__Aim of the exercise__
Output the records exactly. Include every line.

__Data shown__
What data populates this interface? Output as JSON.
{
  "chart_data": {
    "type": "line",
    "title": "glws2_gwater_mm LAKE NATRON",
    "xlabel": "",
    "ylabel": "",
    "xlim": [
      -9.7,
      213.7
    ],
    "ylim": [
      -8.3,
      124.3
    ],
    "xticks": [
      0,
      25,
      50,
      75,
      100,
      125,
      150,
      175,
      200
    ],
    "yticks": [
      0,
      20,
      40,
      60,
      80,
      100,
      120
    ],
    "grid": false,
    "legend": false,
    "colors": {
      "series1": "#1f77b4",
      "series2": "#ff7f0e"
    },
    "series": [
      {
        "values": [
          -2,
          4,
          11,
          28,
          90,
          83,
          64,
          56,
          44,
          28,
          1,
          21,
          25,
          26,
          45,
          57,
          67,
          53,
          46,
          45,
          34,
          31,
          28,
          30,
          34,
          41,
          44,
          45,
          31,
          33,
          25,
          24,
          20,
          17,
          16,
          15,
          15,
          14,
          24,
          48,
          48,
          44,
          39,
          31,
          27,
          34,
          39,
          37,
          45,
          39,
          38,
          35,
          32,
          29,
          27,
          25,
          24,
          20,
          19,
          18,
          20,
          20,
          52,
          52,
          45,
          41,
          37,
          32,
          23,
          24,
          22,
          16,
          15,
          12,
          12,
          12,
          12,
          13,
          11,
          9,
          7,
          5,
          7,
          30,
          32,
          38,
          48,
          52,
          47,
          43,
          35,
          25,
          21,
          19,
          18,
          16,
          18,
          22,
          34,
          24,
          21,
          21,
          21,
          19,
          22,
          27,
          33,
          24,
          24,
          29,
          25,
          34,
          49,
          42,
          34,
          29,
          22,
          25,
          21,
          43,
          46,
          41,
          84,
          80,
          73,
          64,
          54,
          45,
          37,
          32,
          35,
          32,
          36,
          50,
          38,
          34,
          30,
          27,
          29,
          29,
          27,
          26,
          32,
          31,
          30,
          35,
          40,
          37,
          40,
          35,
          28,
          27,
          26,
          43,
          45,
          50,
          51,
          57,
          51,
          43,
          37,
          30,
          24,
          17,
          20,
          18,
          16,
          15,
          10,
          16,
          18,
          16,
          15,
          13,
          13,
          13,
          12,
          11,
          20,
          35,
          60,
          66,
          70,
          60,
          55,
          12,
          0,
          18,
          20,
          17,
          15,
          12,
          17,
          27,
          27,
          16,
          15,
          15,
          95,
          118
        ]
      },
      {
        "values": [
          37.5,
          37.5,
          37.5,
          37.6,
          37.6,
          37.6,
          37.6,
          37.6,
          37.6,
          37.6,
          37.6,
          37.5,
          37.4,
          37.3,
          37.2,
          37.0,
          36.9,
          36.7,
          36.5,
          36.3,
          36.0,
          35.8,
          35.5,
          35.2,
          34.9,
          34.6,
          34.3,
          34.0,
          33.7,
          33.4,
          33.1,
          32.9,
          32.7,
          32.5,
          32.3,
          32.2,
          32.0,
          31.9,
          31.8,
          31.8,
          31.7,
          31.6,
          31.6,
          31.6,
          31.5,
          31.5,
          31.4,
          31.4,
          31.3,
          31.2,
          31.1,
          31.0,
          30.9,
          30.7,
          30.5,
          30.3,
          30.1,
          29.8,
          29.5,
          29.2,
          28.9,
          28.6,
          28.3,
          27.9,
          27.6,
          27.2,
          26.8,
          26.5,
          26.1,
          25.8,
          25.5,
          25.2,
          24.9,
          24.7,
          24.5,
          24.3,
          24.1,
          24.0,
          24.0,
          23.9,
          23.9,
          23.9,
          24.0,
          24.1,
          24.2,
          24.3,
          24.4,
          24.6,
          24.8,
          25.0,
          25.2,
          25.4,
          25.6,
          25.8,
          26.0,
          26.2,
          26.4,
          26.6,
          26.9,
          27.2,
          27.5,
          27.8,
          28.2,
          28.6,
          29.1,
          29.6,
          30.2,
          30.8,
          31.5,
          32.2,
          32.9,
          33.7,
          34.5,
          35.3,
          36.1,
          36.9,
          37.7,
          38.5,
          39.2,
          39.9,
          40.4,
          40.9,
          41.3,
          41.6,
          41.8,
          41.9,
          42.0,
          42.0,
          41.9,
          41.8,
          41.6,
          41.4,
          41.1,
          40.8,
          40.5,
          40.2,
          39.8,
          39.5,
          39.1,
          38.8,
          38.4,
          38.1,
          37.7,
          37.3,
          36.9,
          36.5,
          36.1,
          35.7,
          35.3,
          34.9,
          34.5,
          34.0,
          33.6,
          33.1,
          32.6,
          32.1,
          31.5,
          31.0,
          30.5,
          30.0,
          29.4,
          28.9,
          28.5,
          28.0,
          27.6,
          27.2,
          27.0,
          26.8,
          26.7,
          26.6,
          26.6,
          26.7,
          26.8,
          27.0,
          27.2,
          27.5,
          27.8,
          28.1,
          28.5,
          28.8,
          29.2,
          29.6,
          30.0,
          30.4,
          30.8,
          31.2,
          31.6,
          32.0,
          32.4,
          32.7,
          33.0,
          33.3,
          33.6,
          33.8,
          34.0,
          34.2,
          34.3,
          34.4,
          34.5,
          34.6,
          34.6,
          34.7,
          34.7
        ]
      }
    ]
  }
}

__Output of the exercise__
What data populates this interface? Output as JSON.
{
  "chart_data": {
    "type": "line",
    "title": "glws2_gwater_mm LAKE NATRON",
    "xlabel": "",
    "ylabel": "",
    "xlim": [
      -9.7,
      213.7
    ],
    "ylim": [
      -8.3,
      124.3
    ],
    "xticks": [
      0,
      25,
      50,
      75,
      100,
      125,
      150,
      175,
      200
    ],
    "yticks": [
      0,
      20,
      40,
      60,
      80,
      100,
      120
    ],
    "grid": false,
    "legend": false,
    "colors": {
      "series1": "#1f77b4",
      "series2": "#ff7f0e"
    },
    "series": [
      {
        "values": [
          -2,
          4,
          11,
          28,
          90,
          83,
          64,
          56,
          44,
          28,
          1,
          21,
          25,
          26,
          45,
          57,
          67,
          53,
          46,
          45,
          34,
          31,
          28,
          30,
          34,
          41,
          44,
          45,
          31,
          33,
          25,
          24,
          20,
          17,
          16,
          15,
          15,
          14,
          24,
          48,
          48,
          44,
          39,
          31,
          27,
          34,
          39,
          37,
          45,
          39,
          38,
          35,
          32,
          29,
          27,
          25,
          24,
          20,
          19,
          18,
          20,
          20,
          52,
          52,
          45,
          41,
          37,
          32,
          23,
          24,
          22,
          16,
          15,
          12,
          12,
          12,
          12,
          13,
          11,
          9,
          7,
          5,
          7,
          30,
          32,
          38,
          48,
          52,
          47,
          43,
          35,
          25,
          21,
          19,
          18,
          16,
          18,
          22,
          34,
          24,
          21,
          21,
          21,
          19,
          22,
          27,
          33,
          24,
          24,
          29,
          25,
          34,
          49,
          42,
          34,
          29,
          22,
          25,
          21,
          43,
          46,
          41,
          84,
          80,
          73,
          64,
          54,
          45,
          37,
          32,
          35,
          32,
          36,
          50,
          38,
          34,
          30,
          27,
          29,
          29,
          27,
          26,
          32,
          31,
          30,
          35,
          40,
          37,
          40,
          35,
          28,
          27,
          26,
          43,
          45,
          50,
          51,
          57,
          51,
          43,
          37,
          30,
          24,
          17,
          20,
          18,
          16,
          15,
          10,
          16,
          18,
          16,
          15,
          13,
          13,
          13,
          12,
          11,
          20,
          35,
          60,
          66,
          70,
          60,
          55,
          12,
          0,
          18,
          20,
          17,
          15,
          12,
          17,
          27,
          27,
          16,
          15,
          15,
          95,
          118
        ]
      },
      {
        "values": [
          37.5,
          37.5,
          37.5,
          37.6,
          37.6,
          37.6,
          37.6,
          37.6,
          37.6,
          37.6,
          37.6,
          37.5,
          37.4,
          37.3,
          37.2,
          37.0,
          36.9,
          36.7,
          36.5,
          36.3,
          36.0,
          35.8,
          35.5,
          35.2,
          34.9,
          34.6,
          34.3,
          34.0,
          33.7,
          33.4,
          33.1,
          32.9,
          32.7,
          32.5,
          32.3,
          32.2,
          32.0,
          31.9,
          31.8,
          31.8,
          31.7,
          31.6,
          31.6,
          31.6,
          31.5,
          31.5,
          31.4,
          31.4,
          31.3,
          31.2,
          31.1,
          31.0,
          30.9,
          30.7,
          30.5,
          30.3,
          30.1,
          29.8,
          29.5,
          29.2,
          28.9,
          28.6,
          28.3,
          27.9,
          27.6,
          27.2,
          26.8,
          26.5,
          26.1,
          25.8,
          25.5,
          25.2,
          24.9,
          24.7,
          24.5,
          24.3,
          24.1,
          24.0,
          24.0,
          23.9,
          23.9,
          23.9,
          24.0,
          24.1,
          24.2,
          24.3,
          24.4,
          24.6,
          24.8,
          25.0,
          25.2,
          25.4,
          25.6,
          25.8,
          26.0,
          26.2,
          26.4,
          26.6,
          26.9,
          27.2,
          27.5,
          27.8,
          28.2,
          28.6,
          29.1,
          29.6,
          30.2,
          30.8,
          31.5,
          32.2,
          32.9,
          33.7,
          34.5,
          35.3,
          36.1,
          36.9,
          37.7,
          38.5,
          39.2,
          39.9,
          40.4,
          40.9,
          41.3,
          41.6,
          41.8,
          41.9,
          42.0,
          42.0,
          41.9,
          41.8,
          41.6,
          41.4,
          41.1,
          40.8,
          40.5,
          40.2,
          39.8,
          39.5,
          39.1,
          38.8,
          38.4,
          38.1,
          37.7,
          37.3,
          36.9,
          36.5,
          36.1,
          35.7,
          35.3,
          34.9,
          34.5,
          34.0,
          33.6,
          33.1,
          32.6,
          32.1,
          31.5,
          31.0,
          30.5,
          30.0,
          29.4,
          28.9,
          28.5,
          28.0,
          27.6,
          27.2,
          27.0,
          26.8,
          26.7,
          26.6,
          26.6,
          26.7,
          26.8,
          27.0,
          27.2,
          27.5,
          27.8,
          28.1,
          28.5,
          28.8,
          29.2,
          29.6,
          30.0,
          30.4,
          30.8,
          31.2,
          31.6,
          32.0,
          32.4,
          32.7,
          33.0,
          33.3,
          33.6,
          33.8,
          34.0,
          34.2,
          34.3,
          34.4,
          34.5,
          34.6,
          34.6,
          34.7,
          34.7
        ]
      }
    ]
  }
}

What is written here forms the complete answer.